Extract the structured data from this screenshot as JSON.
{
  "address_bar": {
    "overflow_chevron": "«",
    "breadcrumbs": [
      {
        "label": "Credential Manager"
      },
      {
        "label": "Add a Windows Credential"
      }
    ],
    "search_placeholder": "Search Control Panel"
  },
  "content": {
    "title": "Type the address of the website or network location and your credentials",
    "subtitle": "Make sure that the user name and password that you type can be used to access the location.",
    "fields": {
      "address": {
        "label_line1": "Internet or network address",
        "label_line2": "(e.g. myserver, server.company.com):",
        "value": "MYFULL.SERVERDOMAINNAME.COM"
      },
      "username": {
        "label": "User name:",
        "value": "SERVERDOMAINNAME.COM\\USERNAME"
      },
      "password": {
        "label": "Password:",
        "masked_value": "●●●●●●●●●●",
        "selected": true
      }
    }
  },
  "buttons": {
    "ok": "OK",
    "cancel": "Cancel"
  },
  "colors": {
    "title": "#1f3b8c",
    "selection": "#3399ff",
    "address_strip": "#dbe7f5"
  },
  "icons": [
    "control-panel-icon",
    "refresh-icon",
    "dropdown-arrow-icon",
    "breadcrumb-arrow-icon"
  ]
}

================================

Without changing a word, restate the whole listing.

Extract the structured data from this screenshot as JSON.
{
  "address_bar": {
    "overflow_chevron": "«",
    "breadcrumbs": [
      {
        "label": "Credential Manager"
      },
      {
        "label": "Add a Windows Credential"
      }
    ],
    "search_placeholder": "Search Control Panel"
  },
  "content": {
    "title": "Type the address of the website or network location and your credentials",
    "subtitle": "Make sure that the user name and password that you type can be used to access the location.",
    "fields": {
      "address": {
        "label_line1": "Internet or network address",
        "label_line2": "(e.g. myserver, server.company.com):",
        "value": "MYFULL.SERVERDOMAINNAME.COM"
      },
      "username": {
        "label": "User name:",
        "value": "SERVERDOMAINNAME.COM\\USERNAME"
      },
      "password": {
        "label": "Password:",
        "masked_value": "●●●●●●●●●●",
        "selected": true
      }
    }
  },
  "buttons": {
    "ok": "OK",
    "cancel": "Cancel"
  },
  "colors": {
    "title": "#1f3b8c",
    "selection": "#3399ff",
    "address_strip": "#dbe7f5"
  },
  "icons": [
    "control-panel-icon",
    "refresh-icon",
    "dropdown-arrow-icon",
    "breadcrumb-arrow-icon"
  ]
}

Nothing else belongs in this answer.